◆ TASK REQUIREMENTS: Please print the full listing exactly.

(Items from a figure collection)
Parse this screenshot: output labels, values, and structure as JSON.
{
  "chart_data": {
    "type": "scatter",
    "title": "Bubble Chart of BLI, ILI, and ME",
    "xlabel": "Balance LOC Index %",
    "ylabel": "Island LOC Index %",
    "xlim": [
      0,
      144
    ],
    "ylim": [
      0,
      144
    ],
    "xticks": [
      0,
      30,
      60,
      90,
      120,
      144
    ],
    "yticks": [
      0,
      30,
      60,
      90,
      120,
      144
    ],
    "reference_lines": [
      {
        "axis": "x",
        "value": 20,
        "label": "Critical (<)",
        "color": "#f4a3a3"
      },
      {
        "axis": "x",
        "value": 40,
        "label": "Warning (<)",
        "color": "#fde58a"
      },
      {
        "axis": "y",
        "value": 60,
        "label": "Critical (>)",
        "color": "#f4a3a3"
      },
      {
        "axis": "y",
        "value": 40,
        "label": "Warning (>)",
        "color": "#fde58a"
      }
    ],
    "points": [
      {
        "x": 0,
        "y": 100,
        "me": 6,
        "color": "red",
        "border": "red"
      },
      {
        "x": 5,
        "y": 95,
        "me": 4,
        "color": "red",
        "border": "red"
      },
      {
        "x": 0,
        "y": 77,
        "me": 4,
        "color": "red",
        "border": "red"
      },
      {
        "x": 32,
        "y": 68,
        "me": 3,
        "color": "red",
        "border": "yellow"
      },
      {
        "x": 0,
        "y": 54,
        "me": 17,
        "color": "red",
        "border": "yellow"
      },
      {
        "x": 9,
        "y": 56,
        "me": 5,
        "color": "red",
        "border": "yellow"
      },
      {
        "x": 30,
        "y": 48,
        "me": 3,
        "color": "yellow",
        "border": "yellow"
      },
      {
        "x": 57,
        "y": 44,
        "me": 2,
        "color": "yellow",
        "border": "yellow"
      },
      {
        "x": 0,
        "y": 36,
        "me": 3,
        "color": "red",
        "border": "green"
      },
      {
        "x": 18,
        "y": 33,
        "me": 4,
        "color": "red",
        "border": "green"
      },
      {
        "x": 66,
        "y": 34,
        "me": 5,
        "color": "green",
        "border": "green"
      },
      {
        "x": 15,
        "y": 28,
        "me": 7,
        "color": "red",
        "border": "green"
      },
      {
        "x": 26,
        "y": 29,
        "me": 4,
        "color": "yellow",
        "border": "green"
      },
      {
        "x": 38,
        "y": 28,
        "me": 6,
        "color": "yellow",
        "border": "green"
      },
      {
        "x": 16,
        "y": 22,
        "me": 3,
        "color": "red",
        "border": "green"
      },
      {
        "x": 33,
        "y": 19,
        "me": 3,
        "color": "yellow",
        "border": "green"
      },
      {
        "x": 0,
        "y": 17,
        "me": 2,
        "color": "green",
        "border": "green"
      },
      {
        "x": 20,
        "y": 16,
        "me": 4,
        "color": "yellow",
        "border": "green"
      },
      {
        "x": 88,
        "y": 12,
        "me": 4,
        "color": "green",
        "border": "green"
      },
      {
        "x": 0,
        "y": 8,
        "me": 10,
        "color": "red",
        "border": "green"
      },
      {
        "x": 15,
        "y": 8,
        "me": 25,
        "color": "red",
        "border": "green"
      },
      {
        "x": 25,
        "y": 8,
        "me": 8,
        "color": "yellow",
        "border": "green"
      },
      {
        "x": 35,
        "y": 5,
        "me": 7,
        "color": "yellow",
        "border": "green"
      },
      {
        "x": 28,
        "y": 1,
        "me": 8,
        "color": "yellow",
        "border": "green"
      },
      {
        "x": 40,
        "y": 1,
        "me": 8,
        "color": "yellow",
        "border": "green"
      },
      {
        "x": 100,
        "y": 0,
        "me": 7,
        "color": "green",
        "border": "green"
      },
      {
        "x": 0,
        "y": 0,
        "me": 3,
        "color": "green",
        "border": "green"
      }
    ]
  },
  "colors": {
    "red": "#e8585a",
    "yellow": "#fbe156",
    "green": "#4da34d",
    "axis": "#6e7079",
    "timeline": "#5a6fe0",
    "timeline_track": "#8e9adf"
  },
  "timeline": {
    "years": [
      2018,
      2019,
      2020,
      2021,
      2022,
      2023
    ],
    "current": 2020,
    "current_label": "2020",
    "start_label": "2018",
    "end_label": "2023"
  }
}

◆ RESPONSE:
Parse this screenshot: output labels, values, and structure as JSON.
{
  "chart_data": {
    "type": "scatter",
    "title": "Bubble Chart of BLI, ILI, and ME",
    "xlabel": "Balance LOC Index %",
    "ylabel": "Island LOC Index %",
    "xlim": [
      0,
      144
    ],
    "ylim": [
      0,
      144
    ],
    "xticks": [
      0,
      30,
      60,
      90,
      120,
      144
    ],
    "yticks": [
      0,
      30,
      60,
      90,
      120,
      144
    ],
    "reference_lines": [
      {
        "axis": "x",
        "value": 20,
        "label": "Critical (<)",
        "color": "#f4a3a3"
      },
      {
        "axis": "x",
        "value": 40,
        "label": "Warning (<)",
        "color": "#fde58a"
      },
      {
        "axis": "y",
        "value": 60,
        "label": "Critical (>)",
        "color": "#f4a3a3"
      },
      {
        "axis": "y",
        "value": 40,
        "label": "Warning (>)",
        "color": "#fde58a"
      }
    ],
    "points": [
      {
        "x": 0,
        "y": 100,
        "me": 6,
        "color": "red",
        "border": "red"
      },
      {
        "x": 5,
        "y": 95,
        "me": 4,
        "color": "red",
        "border": "red"
      },
      {
        "x": 0,
        "y": 77,
        "me": 4,
        "color": "red",
        "border": "red"
      },
      {
        "x": 32,
        "y": 68,
        "me": 3,
        "color": "red",
        "border": "yellow"
      },
      {
        "x": 0,
        "y": 54,
        "me": 17,
        "color": "red",
        "border": "yellow"
      },
      {
        "x": 9,
        "y": 56,
        "me": 5,
        "color": "red",
        "border": "yellow"
      },
      {
        "x": 30,
        "y": 48,
        "me": 3,
        "color": "yellow",
        "border": "yellow"
      },
      {
        "x": 57,
        "y": 44,
        "me": 2,
        "color": "yellow",
        "border": "yellow"
      },
      {
        "x": 0,
        "y": 36,
        "me": 3,
        "color": "red",
        "border": "green"
      },
      {
        "x": 18,
        "y": 33,
        "me": 4,
        "color": "red",
        "border": "green"
      },
      {
        "x": 66,
        "y": 34,
        "me": 5,
        "color": "green",
        "border": "green"
      },
      {
        "x": 15,
        "y": 28,
        "me": 7,
        "color": "red",
        "border": "green"
      },
      {
        "x": 26,
        "y": 29,
        "me": 4,
        "color": "yellow",
        "border": "green"
      },
      {
        "x": 38,
        "y": 28,
        "me": 6,
        "color": "yellow",
        "border": "green"
      },
      {
        "x": 16,
        "y": 22,
        "me": 3,
        "color": "red",
        "border": "green"
      },
      {
        "x": 33,
        "y": 19,
        "me": 3,
        "color": "yellow",
        "border": "green"
      },
      {
        "x": 0,
        "y": 17,
        "me": 2,
        "color": "green",
        "border": "green"
      },
      {
        "x": 20,
        "y": 16,
        "me": 4,
        "color": "yellow",
        "border": "green"
      },
      {
        "x": 88,
        "y": 12,
        "me": 4,
        "color": "green",
        "border": "green"
      },
      {
        "x": 0,
        "y": 8,
        "me": 10,
        "color": "red",
        "border": "green"
      },
      {
        "x": 15,
        "y": 8,
        "me": 25,
        "color": "red",
        "border": "green"
      },
      {
        "x": 25,
        "y": 8,
        "me": 8,
        "color": "yellow",
        "border": "green"
      },
      {
        "x": 35,
        "y": 5,
        "me": 7,
        "color": "yellow",
        "border": "green"
      },
      {
        "x": 28,
        "y": 1,
        "me": 8,
        "color": "yellow",
        "border": "green"
      },
      {
        "x": 40,
        "y": 1,
        "me": 8,
        "color": "yellow",
        "border": "green"
      },
      {
        "x": 100,
        "y": 0,
        "me": 7,
        "color": "green",
        "border": "green"
      },
      {
        "x": 0,
        "y": 0,
        "me": 3,
        "color": "green",
        "border": "green"
      }
    ]
  },
  "colors": {
    "red": "#e8585a",
    "yellow": "#fbe156",
    "green": "#4da34d",
    "axis": "#6e7079",
    "timeline": "#5a6fe0",
    "timeline_track": "#8e9adf"
  },
  "timeline": {
    "years": [
      2018,
      2019,
      2020,
      2021,
      2022,
      2023
    ],
    "current": 2020,
    "current_label": "2020",
    "start_label": "2018",
    "end_label": "2023"
  }
}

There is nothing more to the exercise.